All of the data below should be written out exactly.
+++++
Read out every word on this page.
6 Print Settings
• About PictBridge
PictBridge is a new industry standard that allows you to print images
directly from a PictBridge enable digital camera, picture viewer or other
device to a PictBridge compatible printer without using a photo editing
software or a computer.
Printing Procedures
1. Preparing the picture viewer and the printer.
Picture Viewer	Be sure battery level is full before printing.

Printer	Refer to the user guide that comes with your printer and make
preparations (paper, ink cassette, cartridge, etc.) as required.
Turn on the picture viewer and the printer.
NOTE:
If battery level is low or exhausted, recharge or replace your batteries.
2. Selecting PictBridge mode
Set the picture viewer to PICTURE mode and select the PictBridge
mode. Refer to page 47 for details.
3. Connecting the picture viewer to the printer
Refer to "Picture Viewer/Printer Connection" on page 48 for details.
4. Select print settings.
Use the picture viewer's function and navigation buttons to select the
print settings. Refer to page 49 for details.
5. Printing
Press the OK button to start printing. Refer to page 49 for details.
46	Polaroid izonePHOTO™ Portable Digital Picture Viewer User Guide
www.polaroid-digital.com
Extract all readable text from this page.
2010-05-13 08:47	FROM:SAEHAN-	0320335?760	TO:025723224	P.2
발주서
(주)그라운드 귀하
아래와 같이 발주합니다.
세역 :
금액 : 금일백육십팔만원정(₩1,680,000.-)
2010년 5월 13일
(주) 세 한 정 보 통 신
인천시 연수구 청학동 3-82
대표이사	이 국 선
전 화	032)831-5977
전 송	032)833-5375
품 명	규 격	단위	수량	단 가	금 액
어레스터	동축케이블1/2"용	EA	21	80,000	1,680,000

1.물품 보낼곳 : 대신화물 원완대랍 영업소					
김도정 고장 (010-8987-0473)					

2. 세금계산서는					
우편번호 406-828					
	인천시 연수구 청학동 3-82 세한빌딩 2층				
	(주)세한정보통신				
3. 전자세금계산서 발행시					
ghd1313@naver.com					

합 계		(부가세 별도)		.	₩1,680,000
+++++
■ THE RESULT
Read out every word on this page.
6 Print Settings
• About PictBridge
PictBridge is a new industry standard that allows you to print images
directly from a PictBridge enable digital camera, picture viewer or other
device to a PictBridge compatible printer without using a photo editing
software or a computer.
Printing Procedures
1. Preparing the picture viewer and the printer.
Picture Viewer	Be sure battery level is full before printing.

Printer	Refer to the user guide that comes with your printer and make
preparations (paper, ink cassette, cartridge, etc.) as required.
Turn on the picture viewer and the printer.
NOTE:
If battery level is low or exhausted, recharge or replace your batteries.
2. Selecting PictBridge mode
Set the picture viewer to PICTURE mode and select the PictBridge
mode. Refer to page 47 for details.
3. Connecting the picture viewer to the printer
Refer to "Picture Viewer/Printer Connection" on page 48 for details.
4. Select print settings.
Use the picture viewer's function and navigation buttons to select the
print settings. Refer to page 49 for details.
5. Printing
Press the OK button to start printing. Refer to page 49 for details.
46	Polaroid izonePHOTO™ Portable Digital Picture Viewer User Guide
www.polaroid-digital.com
Extract all readable text from this page.
2010-05-13 08:47	FROM:SAEHAN-	0320335?760	TO:025723224	P.2
발주서
(주)그라운드 귀하
아래와 같이 발주합니다.
세역 :
금액 : 금일백육십팔만원정(₩1,680,000.-)
2010년 5월 13일
(주) 세 한 정 보 통 신
인천시 연수구 청학동 3-82
대표이사	이 국 선
전 화	032)831-5977
전 송	032)833-5375
품 명	규 격	단위	수량	단 가	금 액
어레스터	동축케이블1/2"용	EA	21	80,000	1,680,000

1.물품 보낼곳 : 대신화물 원완대랍 영업소					
김도정 고장 (010-8987-0473)					

2. 세금계산서는					
우편번호 406-828					
	인천시 연수구 청학동 3-82 세한빌딩 2층				
	(주)세한정보통신				
3. 전자세금계산서 발행시					
ghd1313@naver.com					

합 계		(부가세 별도)		.	₩1,680,000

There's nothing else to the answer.